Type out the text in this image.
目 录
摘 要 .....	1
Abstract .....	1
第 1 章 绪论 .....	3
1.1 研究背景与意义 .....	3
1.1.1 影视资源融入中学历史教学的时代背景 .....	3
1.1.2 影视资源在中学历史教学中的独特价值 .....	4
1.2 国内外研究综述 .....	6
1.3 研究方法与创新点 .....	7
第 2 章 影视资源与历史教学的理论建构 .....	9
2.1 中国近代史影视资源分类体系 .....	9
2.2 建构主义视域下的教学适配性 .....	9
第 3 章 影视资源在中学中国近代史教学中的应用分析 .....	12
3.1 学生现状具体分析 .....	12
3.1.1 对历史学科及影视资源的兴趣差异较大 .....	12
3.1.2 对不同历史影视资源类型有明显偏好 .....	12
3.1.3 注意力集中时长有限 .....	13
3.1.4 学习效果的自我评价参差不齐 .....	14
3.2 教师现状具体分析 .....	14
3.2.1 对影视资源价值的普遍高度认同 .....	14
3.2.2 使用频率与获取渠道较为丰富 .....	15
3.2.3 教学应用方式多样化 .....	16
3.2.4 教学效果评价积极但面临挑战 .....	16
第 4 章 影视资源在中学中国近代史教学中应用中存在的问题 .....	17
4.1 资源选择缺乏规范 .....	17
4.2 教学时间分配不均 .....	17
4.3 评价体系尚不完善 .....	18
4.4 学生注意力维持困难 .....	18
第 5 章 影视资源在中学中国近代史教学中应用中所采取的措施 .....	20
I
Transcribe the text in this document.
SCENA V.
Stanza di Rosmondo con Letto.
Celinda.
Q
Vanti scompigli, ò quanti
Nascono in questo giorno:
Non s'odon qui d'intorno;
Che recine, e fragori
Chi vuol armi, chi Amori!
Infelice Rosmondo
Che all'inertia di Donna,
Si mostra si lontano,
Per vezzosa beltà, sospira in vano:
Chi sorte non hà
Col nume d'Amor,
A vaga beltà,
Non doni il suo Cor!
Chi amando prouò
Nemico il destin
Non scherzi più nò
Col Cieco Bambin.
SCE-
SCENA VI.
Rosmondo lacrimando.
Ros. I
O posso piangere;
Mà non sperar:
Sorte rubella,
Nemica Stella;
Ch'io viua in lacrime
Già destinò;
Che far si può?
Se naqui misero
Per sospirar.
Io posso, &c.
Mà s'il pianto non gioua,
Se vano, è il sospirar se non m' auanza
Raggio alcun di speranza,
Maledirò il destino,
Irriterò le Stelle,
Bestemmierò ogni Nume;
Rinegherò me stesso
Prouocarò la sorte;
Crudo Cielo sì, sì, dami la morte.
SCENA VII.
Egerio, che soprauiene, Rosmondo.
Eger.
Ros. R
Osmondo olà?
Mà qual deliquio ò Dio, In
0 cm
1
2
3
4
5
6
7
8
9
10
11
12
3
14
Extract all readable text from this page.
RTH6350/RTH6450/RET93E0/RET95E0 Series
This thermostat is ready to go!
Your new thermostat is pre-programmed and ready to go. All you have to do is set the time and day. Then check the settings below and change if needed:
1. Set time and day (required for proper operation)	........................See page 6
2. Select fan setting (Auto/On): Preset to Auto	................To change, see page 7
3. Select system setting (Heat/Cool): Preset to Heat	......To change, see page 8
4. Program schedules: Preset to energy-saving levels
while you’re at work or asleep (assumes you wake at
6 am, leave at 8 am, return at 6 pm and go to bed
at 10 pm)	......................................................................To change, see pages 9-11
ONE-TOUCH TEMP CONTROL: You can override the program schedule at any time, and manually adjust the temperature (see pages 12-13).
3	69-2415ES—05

-------

From the records above, extract every entry exactly as given.

Type out the text in this image.
目 录
摘 要 .....	1
Abstract .....	1
第 1 章 绪论 .....	3
1.1 研究背景与意义 .....	3
1.1.1 影视资源融入中学历史教学的时代背景 .....	3
1.1.2 影视资源在中学历史教学中的独特价值 .....	4
1.2 国内外研究综述 .....	6
1.3 研究方法与创新点 .....	7
第 2 章 影视资源与历史教学的理论建构 .....	9
2.1 中国近代史影视资源分类体系 .....	9
2.2 建构主义视域下的教学适配性 .....	9
第 3 章 影视资源在中学中国近代史教学中的应用分析 .....	12
3.1 学生现状具体分析 .....	12
3.1.1 对历史学科及影视资源的兴趣差异较大 .....	12
3.1.2 对不同历史影视资源类型有明显偏好 .....	12
3.1.3 注意力集中时长有限 .....	13
3.1.4 学习效果的自我评价参差不齐 .....	14
3.2 教师现状具体分析 .....	14
3.2.1 对影视资源价值的普遍高度认同 .....	14
3.2.2 使用频率与获取渠道较为丰富 .....	15
3.2.3 教学应用方式多样化 .....	16
3.2.4 教学效果评价积极但面临挑战 .....	16
第 4 章 影视资源在中学中国近代史教学中应用中存在的问题 .....	17
4.1 资源选择缺乏规范 .....	17
4.2 教学时间分配不均 .....	17
4.3 评价体系尚不完善 .....	18
4.4 学生注意力维持困难 .....	18
第 5 章 影视资源在中学中国近代史教学中应用中所采取的措施 .....	20
I
Transcribe the text in this document.
SCENA V.
Stanza di Rosmondo con Letto.
Celinda.
Q
Vanti scompigli, ò quanti
Nascono in questo giorno:
Non s'odon qui d'intorno;
Che recine, e fragori
Chi vuol armi, chi Amori!
Infelice Rosmondo
Che all'inertia di Donna,
Si mostra si lontano,
Per vezzosa beltà, sospira in vano:
Chi sorte non hà
Col nume d'Amor,
A vaga beltà,
Non doni il suo Cor!
Chi amando prouò
Nemico il destin
Non scherzi più nò
Col Cieco Bambin.
SCE-
SCENA VI.
Rosmondo lacrimando.
Ros. I
O posso piangere;
Mà non sperar:
Sorte rubella,
Nemica Stella;
Ch'io viua in lacrime
Già destinò;
Che far si può?
Se naqui misero
Per sospirar.
Io posso, &c.
Mà s'il pianto non gioua,
Se vano, è il sospirar se non m' auanza
Raggio alcun di speranza,
Maledirò il destino,
Irriterò le Stelle,
Bestemmierò ogni Nume;
Rinegherò me stesso
Prouocarò la sorte;
Crudo Cielo sì, sì, dami la morte.
SCENA VII.
Egerio, che soprauiene, Rosmondo.
Eger.
Ros. R
Osmondo olà?
Mà qual deliquio ò Dio, In
0 cm
1
2
3
4
5
6
7
8
9
10
11
12
3
14
Extract all readable text from this page.
RTH6350/RTH6450/RET93E0/RET95E0 Series
This thermostat is ready to go!
Your new thermostat is pre-programmed and ready to go. All you have to do is set the time and day. Then check the settings below and change if needed:
1. Set time and day (required for proper operation)	........................See page 6
2. Select fan setting (Auto/On): Preset to Auto	................To change, see page 7
3. Select system setting (Heat/Cool): Preset to Heat	......To change, see page 8
4. Program schedules: Preset to energy-saving levels
while you’re at work or asleep (assumes you wake at
6 am, leave at 8 am, return at 6 pm and go to bed
at 10 pm)	......................................................................To change, see pages 9-11
ONE-TOUCH TEMP CONTROL: You can override the program schedule at any time, and manually adjust the temperature (see pages 12-13).
3	69-2415ES—05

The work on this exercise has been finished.